→ Exercise details: Reproduce each of the lines word for word.
========
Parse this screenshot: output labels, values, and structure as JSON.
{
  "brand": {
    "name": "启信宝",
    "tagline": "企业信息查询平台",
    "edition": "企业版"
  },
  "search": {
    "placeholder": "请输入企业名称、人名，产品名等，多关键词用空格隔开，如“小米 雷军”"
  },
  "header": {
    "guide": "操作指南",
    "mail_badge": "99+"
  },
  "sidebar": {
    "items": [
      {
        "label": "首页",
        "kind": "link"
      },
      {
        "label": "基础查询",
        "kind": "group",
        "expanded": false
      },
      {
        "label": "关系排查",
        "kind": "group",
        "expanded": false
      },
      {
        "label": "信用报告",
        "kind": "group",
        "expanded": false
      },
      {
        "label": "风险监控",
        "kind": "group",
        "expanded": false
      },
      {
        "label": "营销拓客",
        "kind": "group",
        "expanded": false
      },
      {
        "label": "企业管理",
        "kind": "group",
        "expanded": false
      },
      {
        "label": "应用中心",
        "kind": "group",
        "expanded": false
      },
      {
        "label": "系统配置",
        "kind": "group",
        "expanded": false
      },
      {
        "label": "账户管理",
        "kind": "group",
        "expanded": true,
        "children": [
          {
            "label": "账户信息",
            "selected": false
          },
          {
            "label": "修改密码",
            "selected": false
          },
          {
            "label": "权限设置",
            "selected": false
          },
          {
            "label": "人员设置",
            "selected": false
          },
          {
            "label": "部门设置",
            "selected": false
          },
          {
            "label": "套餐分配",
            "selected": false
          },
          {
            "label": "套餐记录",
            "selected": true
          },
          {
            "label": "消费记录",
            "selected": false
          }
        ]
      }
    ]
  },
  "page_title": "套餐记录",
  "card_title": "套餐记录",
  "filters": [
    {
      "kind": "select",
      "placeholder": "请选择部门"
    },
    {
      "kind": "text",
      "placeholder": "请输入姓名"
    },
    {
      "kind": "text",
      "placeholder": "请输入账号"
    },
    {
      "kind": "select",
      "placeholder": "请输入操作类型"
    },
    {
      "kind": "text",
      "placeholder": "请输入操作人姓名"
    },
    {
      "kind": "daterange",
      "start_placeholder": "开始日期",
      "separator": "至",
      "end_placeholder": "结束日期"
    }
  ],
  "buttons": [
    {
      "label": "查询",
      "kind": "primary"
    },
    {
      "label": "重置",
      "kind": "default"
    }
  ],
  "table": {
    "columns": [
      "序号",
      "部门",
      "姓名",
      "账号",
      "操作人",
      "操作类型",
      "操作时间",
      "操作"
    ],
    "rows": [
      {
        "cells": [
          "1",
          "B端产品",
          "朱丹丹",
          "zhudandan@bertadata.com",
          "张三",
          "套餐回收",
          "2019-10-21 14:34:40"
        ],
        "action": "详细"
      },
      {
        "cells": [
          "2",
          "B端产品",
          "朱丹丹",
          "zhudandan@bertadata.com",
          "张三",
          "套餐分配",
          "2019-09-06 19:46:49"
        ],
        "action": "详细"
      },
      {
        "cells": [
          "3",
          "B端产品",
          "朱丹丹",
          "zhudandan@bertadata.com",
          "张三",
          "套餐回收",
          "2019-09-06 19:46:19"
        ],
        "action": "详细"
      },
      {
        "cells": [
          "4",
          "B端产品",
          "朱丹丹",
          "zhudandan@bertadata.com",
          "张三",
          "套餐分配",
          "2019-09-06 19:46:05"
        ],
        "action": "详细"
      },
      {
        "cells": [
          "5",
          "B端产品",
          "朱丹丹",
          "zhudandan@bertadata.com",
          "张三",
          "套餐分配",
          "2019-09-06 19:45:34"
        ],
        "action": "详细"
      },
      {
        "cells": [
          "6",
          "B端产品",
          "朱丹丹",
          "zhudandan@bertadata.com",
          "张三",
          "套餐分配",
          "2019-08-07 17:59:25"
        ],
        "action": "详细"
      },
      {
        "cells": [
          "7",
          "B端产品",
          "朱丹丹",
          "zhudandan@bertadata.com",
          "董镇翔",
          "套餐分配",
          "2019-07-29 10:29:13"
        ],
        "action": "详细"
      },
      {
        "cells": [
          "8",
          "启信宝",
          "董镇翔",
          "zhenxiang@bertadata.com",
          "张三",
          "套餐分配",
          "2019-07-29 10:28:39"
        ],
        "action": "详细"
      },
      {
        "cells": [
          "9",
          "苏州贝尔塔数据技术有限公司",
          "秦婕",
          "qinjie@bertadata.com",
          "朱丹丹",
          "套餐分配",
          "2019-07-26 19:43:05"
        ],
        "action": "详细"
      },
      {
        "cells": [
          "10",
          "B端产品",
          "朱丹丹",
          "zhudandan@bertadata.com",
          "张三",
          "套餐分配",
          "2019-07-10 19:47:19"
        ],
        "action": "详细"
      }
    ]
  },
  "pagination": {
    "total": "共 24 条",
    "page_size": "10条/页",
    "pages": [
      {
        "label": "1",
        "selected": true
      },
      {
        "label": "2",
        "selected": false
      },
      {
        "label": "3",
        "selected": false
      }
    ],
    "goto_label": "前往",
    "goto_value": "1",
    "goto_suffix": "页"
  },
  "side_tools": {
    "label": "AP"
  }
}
========
→ Reply:
Parse this screenshot: output labels, values, and structure as JSON.
{
  "brand": {
    "name": "启信宝",
    "tagline": "企业信息查询平台",
    "edition": "企业版"
  },
  "search": {
    "placeholder": "请输入企业名称、人名，产品名等，多关键词用空格隔开，如“小米 雷军”"
  },
  "header": {
    "guide": "操作指南",
    "mail_badge": "99+"
  },
  "sidebar": {
    "items": [
      {
        "label": "首页",
        "kind": "link"
      },
      {
        "label": "基础查询",
        "kind": "group",
        "expanded": false
      },
      {
        "label": "关系排查",
        "kind": "group",
        "expanded": false
      },
      {
        "label": "信用报告",
        "kind": "group",
        "expanded": false
      },
      {
        "label": "风险监控",
        "kind": "group",
        "expanded": false
      },
      {
        "label": "营销拓客",
        "kind": "group",
        "expanded": false
      },
      {
        "label": "企业管理",
        "kind": "group",
        "expanded": false
      },
      {
        "label": "应用中心",
        "kind": "group",
        "expanded": false
      },
      {
        "label": "系统配置",
        "kind": "group",
        "expanded": false
      },
      {
        "label": "账户管理",
        "kind": "group",
        "expanded": true,
        "children": [
          {
            "label": "账户信息",
            "selected": false
          },
          {
            "label": "修改密码",
            "selected": false
          },
          {
            "label": "权限设置",
            "selected": false
          },
          {
            "label": "人员设置",
            "selected": false
          },
          {
            "label": "部门设置",
            "selected": false
          },
          {
            "label": "套餐分配",
            "selected": false
          },
          {
            "label": "套餐记录",
            "selected": true
          },
          {
            "label": "消费记录",
            "selected": false
          }
        ]
      }
    ]
  },
  "page_title": "套餐记录",
  "card_title": "套餐记录",
  "filters": [
    {
      "kind": "select",
      "placeholder": "请选择部门"
    },
    {
      "kind": "text",
      "placeholder": "请输入姓名"
    },
    {
      "kind": "text",
      "placeholder": "请输入账号"
    },
    {
      "kind": "select",
      "placeholder": "请输入操作类型"
    },
    {
      "kind": "text",
      "placeholder": "请输入操作人姓名"
    },
    {
      "kind": "daterange",
      "start_placeholder": "开始日期",
      "separator": "至",
      "end_placeholder": "结束日期"
    }
  ],
  "buttons": [
    {
      "label": "查询",
      "kind": "primary"
    },
    {
      "label": "重置",
      "kind": "default"
    }
  ],
  "table": {
    "columns": [
      "序号",
      "部门",
      "姓名",
      "账号",
      "操作人",
      "操作类型",
      "操作时间",
      "操作"
    ],
    "rows": [
      {
        "cells": [
          "1",
          "B端产品",
          "朱丹丹",
          "zhudandan@bertadata.com",
          "张三",
          "套餐回收",
          "2019-10-21 14:34:40"
        ],
        "action": "详细"
      },
      {
        "cells": [
          "2",
          "B端产品",
          "朱丹丹",
          "zhudandan@bertadata.com",
          "张三",
          "套餐分配",
          "2019-09-06 19:46:49"
        ],
        "action": "详细"
      },
      {
        "cells": [
          "3",
          "B端产品",
          "朱丹丹",
          "zhudandan@bertadata.com",
          "张三",
          "套餐回收",
          "2019-09-06 19:46:19"
        ],
        "action": "详细"
      },
      {
        "cells": [
          "4",
          "B端产品",
          "朱丹丹",
          "zhudandan@bertadata.com",
          "张三",
          "套餐分配",
          "2019-09-06 19:46:05"
        ],
        "action": "详细"
      },
      {
        "cells": [
          "5",
          "B端产品",
          "朱丹丹",
          "zhudandan@bertadata.com",
          "张三",
          "套餐分配",
          "2019-09-06 19:45:34"
        ],
        "action": "详细"
      },
      {
        "cells": [
          "6",
          "B端产品",
          "朱丹丹",
          "zhudandan@bertadata.com",
          "张三",
          "套餐分配",
          "2019-08-07 17:59:25"
        ],
        "action": "详细"
      },
      {
        "cells": [
          "7",
          "B端产品",
          "朱丹丹",
          "zhudandan@bertadata.com",
          "董镇翔",
          "套餐分配",
          "2019-07-29 10:29:13"
        ],
        "action": "详细"
      },
      {
        "cells": [
          "8",
          "启信宝",
          "董镇翔",
          "zhenxiang@bertadata.com",
          "张三",
          "套餐分配",
          "2019-07-29 10:28:39"
        ],
        "action": "详细"
      },
      {
        "cells": [
          "9",
          "苏州贝尔塔数据技术有限公司",
          "秦婕",
          "qinjie@bertadata.com",
          "朱丹丹",
          "套餐分配",
          "2019-07-26 19:43:05"
        ],
        "action": "详细"
      },
      {
        "cells": [
          "10",
          "B端产品",
          "朱丹丹",
          "zhudandan@bertadata.com",
          "张三",
          "套餐分配",
          "2019-07-10 19:47:19"
        ],
        "action": "详细"
      }
    ]
  },
  "pagination": {
    "total": "共 24 条",
    "page_size": "10条/页",
    "pages": [
      {
        "label": "1",
        "selected": true
      },
      {
        "label": "2",
        "selected": false
      },
      {
        "label": "3",
        "selected": false
      }
    ],
    "goto_label": "前往",
    "goto_value": "1",
    "goto_suffix": "页"
  },
  "side_tools": {
    "label": "AP"
  }
}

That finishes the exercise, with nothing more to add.